» Description of the task:
Provide nothing beyond the count of lines that include the string "Rewards".

Some records
Begin
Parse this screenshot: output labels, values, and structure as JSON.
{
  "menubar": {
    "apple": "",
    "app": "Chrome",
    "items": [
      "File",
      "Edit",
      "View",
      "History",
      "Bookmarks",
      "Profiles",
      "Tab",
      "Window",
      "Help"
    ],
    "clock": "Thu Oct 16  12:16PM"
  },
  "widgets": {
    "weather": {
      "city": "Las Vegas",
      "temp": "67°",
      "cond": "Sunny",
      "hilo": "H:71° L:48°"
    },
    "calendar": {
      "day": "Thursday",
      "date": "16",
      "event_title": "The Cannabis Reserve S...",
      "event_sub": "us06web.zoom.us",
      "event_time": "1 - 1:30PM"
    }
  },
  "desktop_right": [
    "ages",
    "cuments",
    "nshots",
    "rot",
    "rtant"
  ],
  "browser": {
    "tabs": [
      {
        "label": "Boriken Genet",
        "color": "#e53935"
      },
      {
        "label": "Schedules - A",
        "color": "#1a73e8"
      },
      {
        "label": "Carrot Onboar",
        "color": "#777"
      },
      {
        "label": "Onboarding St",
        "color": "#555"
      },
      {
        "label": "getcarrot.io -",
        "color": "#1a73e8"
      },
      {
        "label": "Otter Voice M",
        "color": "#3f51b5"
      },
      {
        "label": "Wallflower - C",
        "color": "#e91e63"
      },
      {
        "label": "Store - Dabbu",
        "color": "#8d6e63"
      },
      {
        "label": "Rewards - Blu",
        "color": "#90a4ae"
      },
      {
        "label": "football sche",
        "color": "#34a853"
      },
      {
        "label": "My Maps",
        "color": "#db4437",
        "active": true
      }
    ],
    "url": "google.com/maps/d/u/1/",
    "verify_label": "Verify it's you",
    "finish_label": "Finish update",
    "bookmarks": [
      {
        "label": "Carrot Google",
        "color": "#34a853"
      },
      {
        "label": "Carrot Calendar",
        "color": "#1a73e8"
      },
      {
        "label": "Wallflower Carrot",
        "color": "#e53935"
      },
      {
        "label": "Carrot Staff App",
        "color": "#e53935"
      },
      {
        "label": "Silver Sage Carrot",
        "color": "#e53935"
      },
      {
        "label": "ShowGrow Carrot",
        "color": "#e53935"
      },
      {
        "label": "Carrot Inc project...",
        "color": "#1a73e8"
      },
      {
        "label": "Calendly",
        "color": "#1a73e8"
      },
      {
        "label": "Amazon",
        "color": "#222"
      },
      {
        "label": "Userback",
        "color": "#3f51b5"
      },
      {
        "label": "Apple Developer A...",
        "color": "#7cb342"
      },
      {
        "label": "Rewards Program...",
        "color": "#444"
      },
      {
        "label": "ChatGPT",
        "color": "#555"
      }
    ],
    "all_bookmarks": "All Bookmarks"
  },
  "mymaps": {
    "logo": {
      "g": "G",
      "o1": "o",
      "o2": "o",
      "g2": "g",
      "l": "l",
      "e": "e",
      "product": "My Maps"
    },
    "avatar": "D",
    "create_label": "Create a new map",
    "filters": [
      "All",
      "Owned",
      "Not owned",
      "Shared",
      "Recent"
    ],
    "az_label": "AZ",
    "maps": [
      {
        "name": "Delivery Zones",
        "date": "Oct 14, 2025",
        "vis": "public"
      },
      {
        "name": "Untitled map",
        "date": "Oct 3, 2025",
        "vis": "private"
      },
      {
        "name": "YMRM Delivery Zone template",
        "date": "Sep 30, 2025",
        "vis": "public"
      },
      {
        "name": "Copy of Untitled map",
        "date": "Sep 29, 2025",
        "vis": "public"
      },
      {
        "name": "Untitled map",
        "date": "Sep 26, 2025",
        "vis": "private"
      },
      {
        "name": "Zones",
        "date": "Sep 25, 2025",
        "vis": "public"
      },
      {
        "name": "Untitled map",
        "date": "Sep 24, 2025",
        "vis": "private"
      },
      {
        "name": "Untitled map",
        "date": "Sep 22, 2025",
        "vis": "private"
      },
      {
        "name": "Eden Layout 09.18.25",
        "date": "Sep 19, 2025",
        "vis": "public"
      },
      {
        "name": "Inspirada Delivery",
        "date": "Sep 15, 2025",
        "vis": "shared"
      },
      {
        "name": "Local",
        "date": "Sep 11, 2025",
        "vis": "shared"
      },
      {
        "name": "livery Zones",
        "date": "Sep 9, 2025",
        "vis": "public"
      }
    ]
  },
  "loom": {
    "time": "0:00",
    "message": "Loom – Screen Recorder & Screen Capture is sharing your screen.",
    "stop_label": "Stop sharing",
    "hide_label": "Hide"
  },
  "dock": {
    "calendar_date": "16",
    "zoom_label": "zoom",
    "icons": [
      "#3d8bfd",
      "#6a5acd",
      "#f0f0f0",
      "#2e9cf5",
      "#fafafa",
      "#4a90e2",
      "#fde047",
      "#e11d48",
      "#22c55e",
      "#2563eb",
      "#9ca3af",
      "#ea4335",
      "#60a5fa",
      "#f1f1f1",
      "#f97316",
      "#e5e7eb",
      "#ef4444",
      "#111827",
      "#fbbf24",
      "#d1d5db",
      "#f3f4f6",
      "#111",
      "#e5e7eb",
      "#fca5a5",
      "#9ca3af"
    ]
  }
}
End
» Reply to the task:
2